■ DO THIS
From the line that contains "Read this page and output its text content." to the last line of the data below, transcribe every line exactly. Do not include the pictures.

start DATASET EXCERPTS

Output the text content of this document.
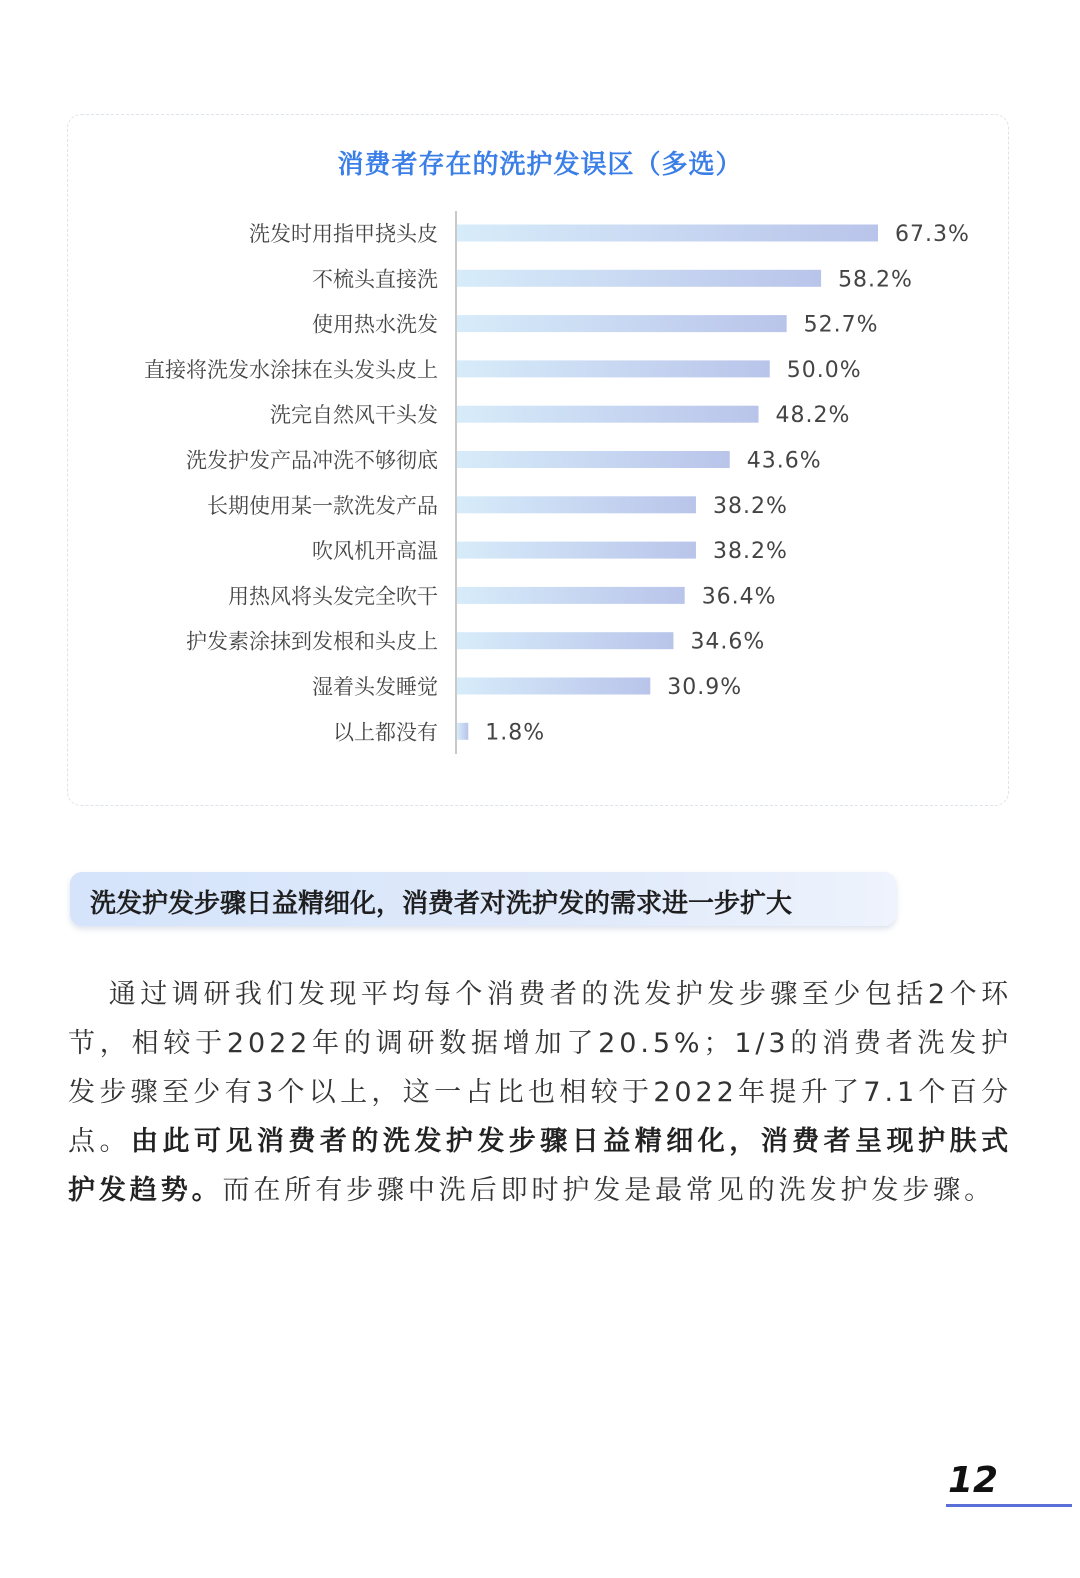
消费者存在的洗护发误区（多选）
洗发时用指甲挠头皮	67.3%
不梳头直接洗	58.2%
使用热水洗发	52.7%
直接将洗发水涂抹在头发头皮上	50.0%
洗完自然风干头发	48.2%
洗发护发产品冲洗不够彻底	43.6%
长期使用某一款洗发产品	38.2%
吹风机开高温	38.2%
用热风将头发完全吹干	36.4%
护发素涂抹到发根和头皮上	34.6%
湿着头发睡觉	30.9%
以上都没有 1.8%
洗发护发步骤日益精细化，消费者对洗护发的需求进一步扩大

  通过调研我们发现平均每个消费者的洗发护发步骤至少包括2个环节，相较于2022年的调研数据增加了20.5%；1/3的消费者洗发护发步骤至少有3个以上，这一占比也相较于2022年提升了7.1个百分点。由此可见消费者的洗发护发步骤日益精细化，消费者呈现护肤式护发趋势。而在所有步骤中洗后即时护发是最常见的洗发护发步骤。

12
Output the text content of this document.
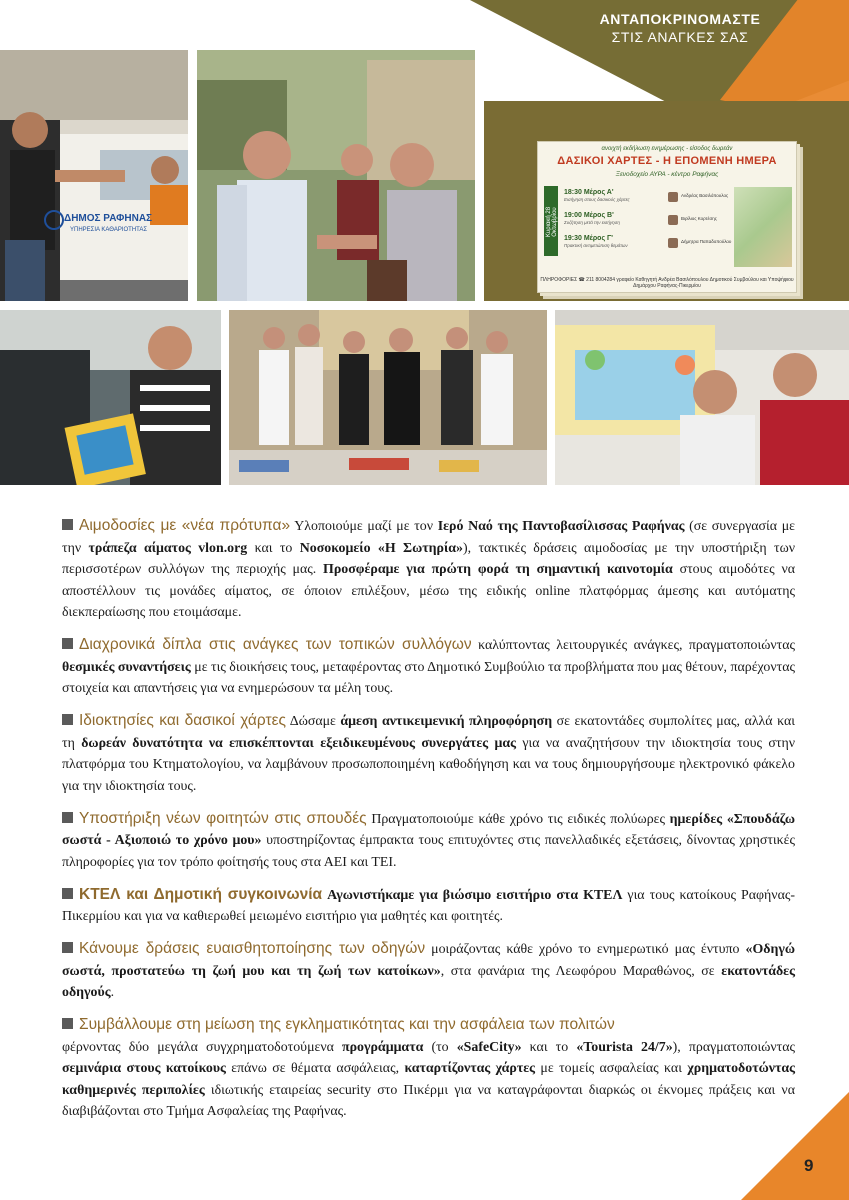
ΑΝΤΑΠΟΚΡΙΝΟΜΑΣΤΕ
ΣΤΙΣ ΑΝΑΓΚΕΣ ΣΑΣ
ΔΗΜΟΣ ΡΑΦΗΝΑΣ
ΥΠΗΡΕΣΙΑ ΚΑΘΑΡΙΟΤΗΤΑΣ
ανοιχτή εκδήλωση ενημέρωσης - είσοδος δωρεάν
ΔΑΣΙΚΟΙ ΧΑΡΤΕΣ - Η ΕΠΟΜΕΝΗ ΗΜΕΡΑ
Ξενοδοχείο ΑΥΡΑ - κέντρο Ραφήνας
Κυριακή 28 Οκτωβρίου
18:30 Μέρος Α'
Εισήγηση στους δασικούς χάρτες
19:00 Μέρος Β'
Συζήτηση μετά την εισήγηση
19:30 Μέρος Γ'
Πρακτική αντιμετώπιση θεμάτων
Ανδρέας Βασιλόπουλος
Βιρίλιος Κορτέσης
Δήμητρα Παπαδοπούλου
ΠΛΗΡΟΦΟΡΙΕΣ ☎ 211 8004284 γραφείο Καθηγητή Ανδρέα Βασιλόπουλου Δημοτικού Συμβούλου και Υποψήφιου Δημάρχου Ραφήνας-Πικερμίου

Αιμοδοσίες με «νέα πρότυπα» Υλοποιούμε μαζί με τον Ιερό Ναό της Παντοβασίλισσας Ραφήνας (σε συνεργασία με την τράπεζα αίματος vlon.org και το Νοσοκομείο «Η Σωτηρία»), τακτικές δράσεις αιμοδοσίας με την υποστήριξη των περισσοτέρων συλλόγων της περιοχής μας. Προσφέραμε για πρώτη φορά τη σημαντική καινοτομία στους αιμοδότες να αποστέλλουν τις μονάδες αίματος, σε όποιον επιλέξουν, μέσω της ειδικής online πλατφόρμας άμεσης και αυτόματης διεκπεραίωσης που ετοιμάσαμε.

Διαχρονικά δίπλα στις ανάγκες των τοπικών συλλόγων καλύπτοντας λειτουργικές ανάγκες, πραγματοποιώντας θεσμικές συναντήσεις με τις διοικήσεις τους, μεταφέροντας στο Δημοτικό Συμβούλιο τα προβλήματα που μας θέτουν, παρέχοντας στοιχεία και απαντήσεις για να ενημερώσουν τα μέλη τους.

Ιδιοκτησίες και δασικοί χάρτες Δώσαμε άμεση αντικειμενική πληροφόρηση σε εκατοντάδες συμπολίτες μας, αλλά και τη δωρεάν δυνατότητα να επισκέπτονται εξειδικευμένους συνεργάτες μας για να αναζητήσουν την ιδιοκτησία τους στην πλατφόρμα του Κτηματολογίου, να λαμβάνουν προσωποποιημένη καθοδήγηση και να τους δημιουργήσουμε ηλεκτρονικό φάκελο για την ιδιοκτησία τους.

Υποστήριξη νέων φοιτητών στις σπουδές Πραγματοποιούμε κάθε χρόνο τις ειδικές πολύωρες ημερίδες «Σπουδάζω σωστά - Αξιοποιώ το χρόνο μου» υποστηρίζοντας έμπρακτα τους επιτυχόντες στις πανελλαδικές εξετάσεις, δίνοντας χρηστικές πληροφορίες για τον τρόπο φοίτησής τους στα ΑΕΙ και ΤΕΙ.

ΚΤΕΛ και Δημοτική συγκοινωνία Αγωνιστήκαμε για βιώσιμο εισιτήριο στα ΚΤΕΛ για τους κατοίκους Ραφήνας-Πικερμίου και για να καθιερωθεί μειωμένο εισιτήριο για μαθητές και φοιτητές.

Κάνουμε δράσεις ευαισθητοποίησης των οδηγών μοιράζοντας κάθε χρόνο το ενημερωτικό μας έντυπο «Οδηγώ σωστά, προστατεύω τη ζωή μου και τη ζωή των κατοίκων», στα φανάρια της Λεωφόρου Μαραθώνος, σε εκατοντάδες οδηγούς.

Συμβάλλουμε στη μείωση της εγκληματικότητας και την ασφάλεια των πολιτών
φέρνοντας δύο μεγάλα συγχρηματοδοτούμενα προγράμματα (το «SafeCity» και το «Tourista 24/7»), πραγματοποιώντας σεμινάρια στους κατοίκους επάνω σε θέματα ασφάλειας, καταρτίζοντας χάρτες με τομείς ασφαλείας και χρηματοδοτώντας καθημερινές περιπολίες ιδιωτικής εταιρείας security στο Πικέρμι για να καταγράφονται διαρκώς οι έκνομες πράξεις και να διαβιβάζονται στο Τμήμα Ασφαλείας της Ραφήνας.

9
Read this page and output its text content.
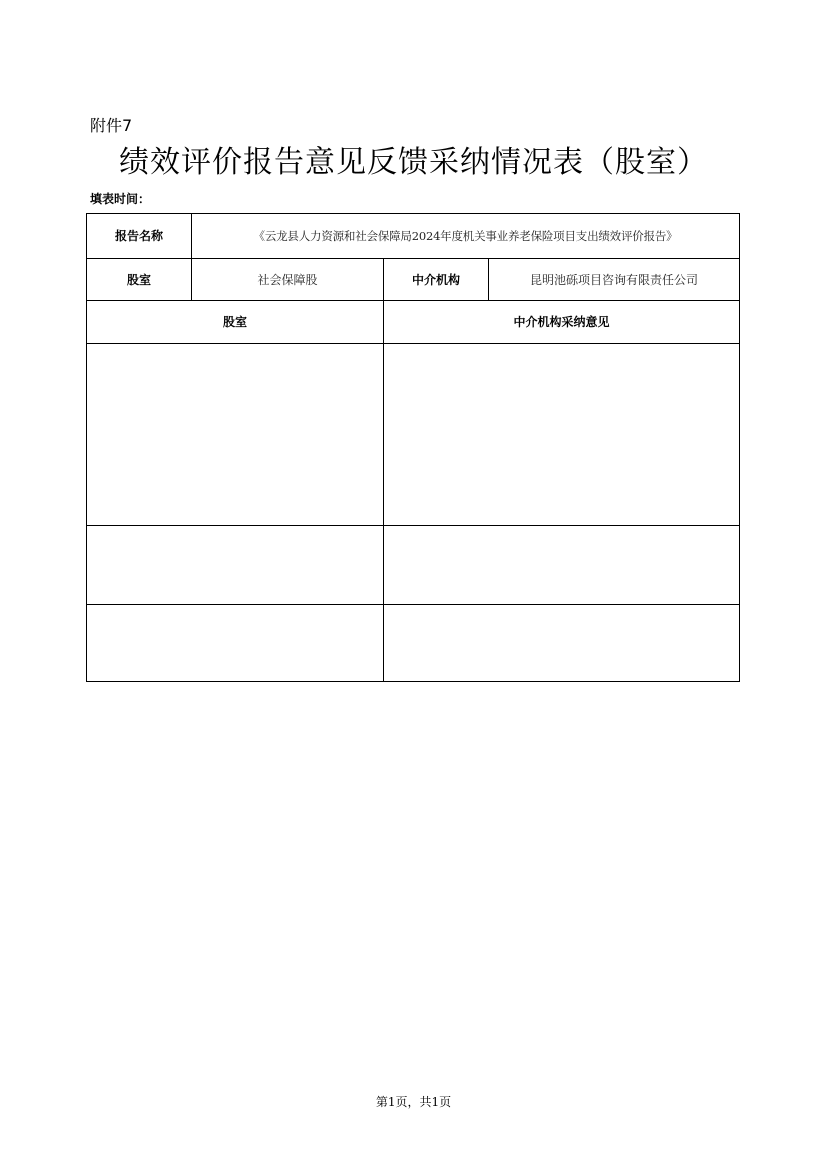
附件7
绩效评价报告意见反馈采纳情况表（股室）
填表时间：
报告名称	《云龙县人力资源和社会保障局2024年度机关事业养老保险项目支出绩效评价报告》		
股室	社会保障股	中介机构	昆明池砾项目咨询有限责任公司
股室		中介机构采纳意见	

第1页，共1页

end DATASET EXCERPTS

■ THE SOLUTION
Read this page and output its text content.
附件7
绩效评价报告意见反馈采纳情况表（股室）
填表时间：
报告名称	《云龙县人力资源和社会保障局2024年度机关事业养老保险项目支出绩效评价报告》		
股室	社会保障股	中介机构	昆明池砾项目咨询有限责任公司
股室		中介机构采纳意见	

第1页，共1页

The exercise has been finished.